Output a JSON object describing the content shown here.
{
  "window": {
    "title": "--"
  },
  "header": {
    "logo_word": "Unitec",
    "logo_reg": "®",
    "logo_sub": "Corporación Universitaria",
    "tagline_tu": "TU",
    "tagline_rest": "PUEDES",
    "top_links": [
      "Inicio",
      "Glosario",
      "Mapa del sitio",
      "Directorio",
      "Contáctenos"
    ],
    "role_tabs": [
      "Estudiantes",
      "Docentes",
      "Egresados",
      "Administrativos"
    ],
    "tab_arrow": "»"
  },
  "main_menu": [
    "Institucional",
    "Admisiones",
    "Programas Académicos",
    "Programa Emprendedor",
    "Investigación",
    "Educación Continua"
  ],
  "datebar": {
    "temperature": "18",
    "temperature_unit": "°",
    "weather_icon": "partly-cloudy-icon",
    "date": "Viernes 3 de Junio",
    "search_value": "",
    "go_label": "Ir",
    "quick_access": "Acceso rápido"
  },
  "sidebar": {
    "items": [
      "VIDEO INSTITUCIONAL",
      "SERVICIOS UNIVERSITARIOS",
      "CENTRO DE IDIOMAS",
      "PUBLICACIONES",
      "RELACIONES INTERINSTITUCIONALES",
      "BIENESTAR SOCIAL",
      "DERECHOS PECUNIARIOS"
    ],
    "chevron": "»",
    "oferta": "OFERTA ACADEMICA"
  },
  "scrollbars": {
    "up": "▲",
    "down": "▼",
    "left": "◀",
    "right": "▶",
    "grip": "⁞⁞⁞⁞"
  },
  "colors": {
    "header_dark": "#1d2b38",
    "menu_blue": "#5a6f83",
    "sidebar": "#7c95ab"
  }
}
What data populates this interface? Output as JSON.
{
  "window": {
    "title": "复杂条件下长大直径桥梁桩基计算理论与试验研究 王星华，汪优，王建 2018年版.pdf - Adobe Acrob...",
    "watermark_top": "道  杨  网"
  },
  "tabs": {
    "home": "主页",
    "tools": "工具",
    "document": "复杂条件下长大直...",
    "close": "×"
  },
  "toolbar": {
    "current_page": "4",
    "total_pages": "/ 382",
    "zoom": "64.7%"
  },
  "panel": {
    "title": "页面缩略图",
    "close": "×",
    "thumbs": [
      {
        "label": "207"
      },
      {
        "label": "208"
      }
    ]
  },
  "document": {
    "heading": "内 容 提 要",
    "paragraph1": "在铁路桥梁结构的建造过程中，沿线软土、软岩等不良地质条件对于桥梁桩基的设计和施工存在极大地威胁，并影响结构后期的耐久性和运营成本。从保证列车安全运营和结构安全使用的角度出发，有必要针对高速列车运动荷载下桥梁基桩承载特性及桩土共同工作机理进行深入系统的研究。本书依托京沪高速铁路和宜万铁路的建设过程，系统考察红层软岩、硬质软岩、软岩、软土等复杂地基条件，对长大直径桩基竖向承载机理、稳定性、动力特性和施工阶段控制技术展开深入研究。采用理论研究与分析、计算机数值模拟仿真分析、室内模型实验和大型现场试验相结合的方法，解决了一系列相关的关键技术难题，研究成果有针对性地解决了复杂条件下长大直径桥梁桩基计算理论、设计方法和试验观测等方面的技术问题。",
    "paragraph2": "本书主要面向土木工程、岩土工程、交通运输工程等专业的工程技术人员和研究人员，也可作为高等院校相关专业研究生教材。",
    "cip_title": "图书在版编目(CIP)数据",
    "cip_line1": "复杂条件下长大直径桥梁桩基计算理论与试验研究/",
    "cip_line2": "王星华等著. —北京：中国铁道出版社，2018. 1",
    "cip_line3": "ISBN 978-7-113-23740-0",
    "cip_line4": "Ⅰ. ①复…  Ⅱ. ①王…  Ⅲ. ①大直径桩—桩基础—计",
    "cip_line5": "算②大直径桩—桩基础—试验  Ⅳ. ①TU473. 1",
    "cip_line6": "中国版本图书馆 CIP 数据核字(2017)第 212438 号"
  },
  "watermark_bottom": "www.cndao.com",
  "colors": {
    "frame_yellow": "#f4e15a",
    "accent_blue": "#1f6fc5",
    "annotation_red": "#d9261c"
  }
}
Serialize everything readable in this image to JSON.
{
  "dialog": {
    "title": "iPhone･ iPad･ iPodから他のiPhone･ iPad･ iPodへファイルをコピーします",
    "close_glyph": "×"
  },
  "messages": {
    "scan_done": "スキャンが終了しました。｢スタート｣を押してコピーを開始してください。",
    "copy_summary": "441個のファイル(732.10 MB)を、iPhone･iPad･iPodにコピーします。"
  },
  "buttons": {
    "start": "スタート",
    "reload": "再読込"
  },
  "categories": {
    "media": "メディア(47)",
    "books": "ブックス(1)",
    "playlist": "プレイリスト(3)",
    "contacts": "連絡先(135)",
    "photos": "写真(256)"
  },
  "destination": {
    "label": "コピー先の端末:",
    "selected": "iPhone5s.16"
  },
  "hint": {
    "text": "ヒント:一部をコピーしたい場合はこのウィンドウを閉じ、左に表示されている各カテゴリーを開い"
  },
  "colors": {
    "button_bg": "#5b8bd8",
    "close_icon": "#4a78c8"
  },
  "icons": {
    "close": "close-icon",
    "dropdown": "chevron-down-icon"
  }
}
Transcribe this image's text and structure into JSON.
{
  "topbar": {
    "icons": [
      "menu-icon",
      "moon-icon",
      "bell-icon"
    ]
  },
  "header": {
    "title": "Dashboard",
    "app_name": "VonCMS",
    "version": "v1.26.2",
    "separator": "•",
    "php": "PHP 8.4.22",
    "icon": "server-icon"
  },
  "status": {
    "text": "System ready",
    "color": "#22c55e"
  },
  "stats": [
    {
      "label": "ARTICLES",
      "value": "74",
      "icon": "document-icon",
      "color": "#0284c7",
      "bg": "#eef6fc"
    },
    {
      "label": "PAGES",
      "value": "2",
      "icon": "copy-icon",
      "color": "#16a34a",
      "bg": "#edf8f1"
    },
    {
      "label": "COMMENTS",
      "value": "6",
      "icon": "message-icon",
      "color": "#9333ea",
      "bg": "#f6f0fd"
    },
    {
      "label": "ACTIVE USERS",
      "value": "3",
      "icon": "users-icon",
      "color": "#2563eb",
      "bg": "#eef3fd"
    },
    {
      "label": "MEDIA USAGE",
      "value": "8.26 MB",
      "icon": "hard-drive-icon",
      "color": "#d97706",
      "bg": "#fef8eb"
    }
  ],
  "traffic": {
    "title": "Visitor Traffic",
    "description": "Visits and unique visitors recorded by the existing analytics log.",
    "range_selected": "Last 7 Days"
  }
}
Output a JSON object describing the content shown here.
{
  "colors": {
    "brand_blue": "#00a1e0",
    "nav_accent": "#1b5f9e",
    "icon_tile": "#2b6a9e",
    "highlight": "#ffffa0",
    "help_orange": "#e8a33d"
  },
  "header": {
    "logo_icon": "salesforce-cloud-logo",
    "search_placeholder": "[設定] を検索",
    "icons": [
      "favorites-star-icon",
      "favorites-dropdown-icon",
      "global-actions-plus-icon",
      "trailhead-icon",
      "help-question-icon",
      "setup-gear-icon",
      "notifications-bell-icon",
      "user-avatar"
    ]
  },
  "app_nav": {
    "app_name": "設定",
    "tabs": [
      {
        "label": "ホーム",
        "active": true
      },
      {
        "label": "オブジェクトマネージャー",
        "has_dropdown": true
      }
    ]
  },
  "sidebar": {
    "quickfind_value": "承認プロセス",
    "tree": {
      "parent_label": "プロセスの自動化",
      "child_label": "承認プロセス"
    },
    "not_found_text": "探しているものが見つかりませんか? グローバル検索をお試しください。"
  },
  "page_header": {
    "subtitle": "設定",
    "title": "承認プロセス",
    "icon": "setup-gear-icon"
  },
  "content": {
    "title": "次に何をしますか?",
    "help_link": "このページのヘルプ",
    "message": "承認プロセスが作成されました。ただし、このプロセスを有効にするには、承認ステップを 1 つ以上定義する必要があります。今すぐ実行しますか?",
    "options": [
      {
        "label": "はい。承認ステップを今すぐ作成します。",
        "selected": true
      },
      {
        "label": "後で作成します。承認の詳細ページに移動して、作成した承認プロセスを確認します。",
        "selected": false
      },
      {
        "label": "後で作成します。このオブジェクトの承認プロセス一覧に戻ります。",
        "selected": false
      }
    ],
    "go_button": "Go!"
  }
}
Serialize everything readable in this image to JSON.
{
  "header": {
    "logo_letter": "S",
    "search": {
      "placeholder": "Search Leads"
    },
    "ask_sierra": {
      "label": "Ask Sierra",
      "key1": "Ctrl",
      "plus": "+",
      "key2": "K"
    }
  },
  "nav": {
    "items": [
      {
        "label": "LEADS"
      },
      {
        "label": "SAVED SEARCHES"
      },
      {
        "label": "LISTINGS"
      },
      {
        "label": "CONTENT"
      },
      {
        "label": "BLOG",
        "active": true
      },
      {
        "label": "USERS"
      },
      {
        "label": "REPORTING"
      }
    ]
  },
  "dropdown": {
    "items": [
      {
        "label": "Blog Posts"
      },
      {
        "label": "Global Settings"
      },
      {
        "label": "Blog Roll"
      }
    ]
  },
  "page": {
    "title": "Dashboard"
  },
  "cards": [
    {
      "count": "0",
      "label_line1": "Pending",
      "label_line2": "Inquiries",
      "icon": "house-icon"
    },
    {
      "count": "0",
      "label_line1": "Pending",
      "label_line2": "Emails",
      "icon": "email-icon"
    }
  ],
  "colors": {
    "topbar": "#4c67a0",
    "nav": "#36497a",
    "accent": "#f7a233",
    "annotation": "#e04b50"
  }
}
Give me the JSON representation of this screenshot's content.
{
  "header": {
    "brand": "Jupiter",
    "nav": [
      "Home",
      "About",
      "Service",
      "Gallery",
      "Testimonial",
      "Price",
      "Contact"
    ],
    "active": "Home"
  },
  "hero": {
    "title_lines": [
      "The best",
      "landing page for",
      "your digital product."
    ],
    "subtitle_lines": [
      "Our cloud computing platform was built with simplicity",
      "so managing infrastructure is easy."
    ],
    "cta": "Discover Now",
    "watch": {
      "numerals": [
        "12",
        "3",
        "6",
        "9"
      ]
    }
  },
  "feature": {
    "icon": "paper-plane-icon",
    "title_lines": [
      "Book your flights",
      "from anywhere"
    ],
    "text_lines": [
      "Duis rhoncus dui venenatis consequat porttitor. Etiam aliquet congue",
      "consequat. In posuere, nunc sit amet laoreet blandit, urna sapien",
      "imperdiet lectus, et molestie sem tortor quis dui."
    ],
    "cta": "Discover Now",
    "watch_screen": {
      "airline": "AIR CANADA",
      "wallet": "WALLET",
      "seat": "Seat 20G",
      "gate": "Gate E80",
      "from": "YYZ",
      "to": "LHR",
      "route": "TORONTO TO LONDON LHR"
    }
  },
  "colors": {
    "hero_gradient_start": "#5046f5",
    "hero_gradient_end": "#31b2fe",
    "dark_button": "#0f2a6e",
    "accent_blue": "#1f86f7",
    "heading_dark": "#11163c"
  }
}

☆ ☆ ☆ ☆ ☆ ☆ ☆

GIVEN EXERCISE:
Count every line above that holds the string "gear" and give the total, nothing more.

TASK SOLUTION:
2